→ What you need to do:
Resume the piece below about moving back to the D.C. area, writing what comes after its last sentence.

→ Text block:
::::

House Hunting Time is Here!

Alan and the boys, National Mall, Washington D.C., summer vacation 2017

Alan and our two boys on the National Mall, Washington D.C., when we first moved there in 2009

We have been officially notified that we’ll be moving back to the D.C. area this summer.

I SHOULD be like WAHOO!!  Let’s do this!! After all, I love D.C., and this is an excellent job opportunity for Alan. Plus, I’m moving close to so many friends. I love D.C. It’s like an entire metropolitan area of people who are ALL just as uptight as I am. These are my people!!!

But in the words of Forrest Gump, “I’m pretty tired. I think I’ll go home now.”

Oh, wait. Where is home??? Ya’ll, I’m just tired of the moving, the packing, the researching, the move-out cleaning, the de-cluttering, the stress, making the kids say good-bye to their friends….That’s the hardest part.

We are quite happy to return to an area that we loved, underneath all our anxiety. In fact, I have so much anxiety over this move, I’ve been unintentionally clenching my jaw as I scroll through hundreds of housing ads. It hurts to eat now.

Y’all!! The decisions are overwhelming, and we’ve lived there before. It feels like we just left D.C., but it’s actually been almost 4 years!

::::

→ Information provided:
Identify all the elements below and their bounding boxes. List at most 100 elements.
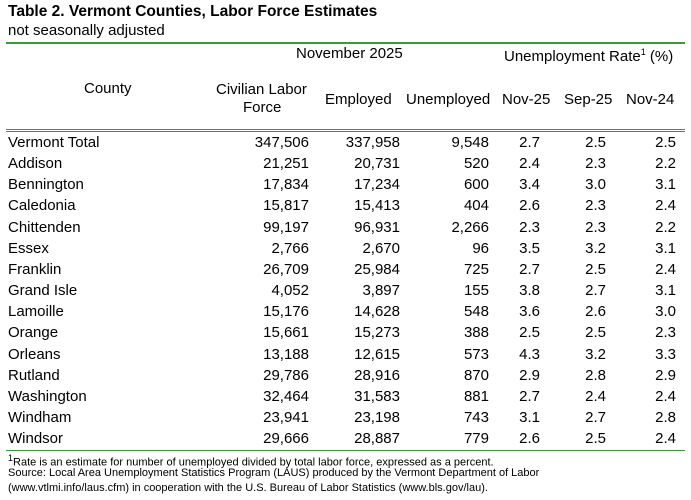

::::

→ Task result:
It’s mind-boggling, all these houses and schools and neighborhoods. I have to pick a house that comes with an acceptable elementary as well as middle school nearby now. I’m simply going to HAVE to do a re-con trip to go look at things for myself. We are in the process of planning that out too.

Caleb, age 2, by the fountain in front of the U.S. Capitol building

But wait. Why should I allow this move to make me so crazy?

I need to s-l-o-w down. Take a few deep breaths. Trust Alan. Trust God. Everything will work out just fine. And no, I may not get everything exactly how I want it, but it will all come together.

I taught a Sunday school lesson, to my class of 4th and 5th grade girls, this morning about Paul and Silas. They were arrested in Philippi for casting a demon out of a slave girl. They were beaten and thrown into prison. What did Paul and Silas do? Worry until their jaws hurt? No. They sang. They knew God had their back, and they weren’t worrying themselves silly. (Acts 16)

I guess if Paul and Silas could sing in prison with their feet in the stocks, I can sing through this move. After all, this move is a blessing anyway, a blessing that’s carrying us back to a place that we love.

God’s got this, so we got this too. Breathe. Calm down.

Me with the 2 oldest boys, at the National Archives, 2009

Want to see a few houses I’m looking at?

Just for fun, really because I won’t get up there until March to look around…but these houses are so beautiful.

See if you can guess which two are on a military base. The base is my back-up in case I can’t find a rental.

But y’all, I just don’t know if I can move back and NOT live in my old neighborhood, and none of those are advertising yet. We loved that place and those people so much, but it has to be right for all 6 of us. I’m hoping it will work out!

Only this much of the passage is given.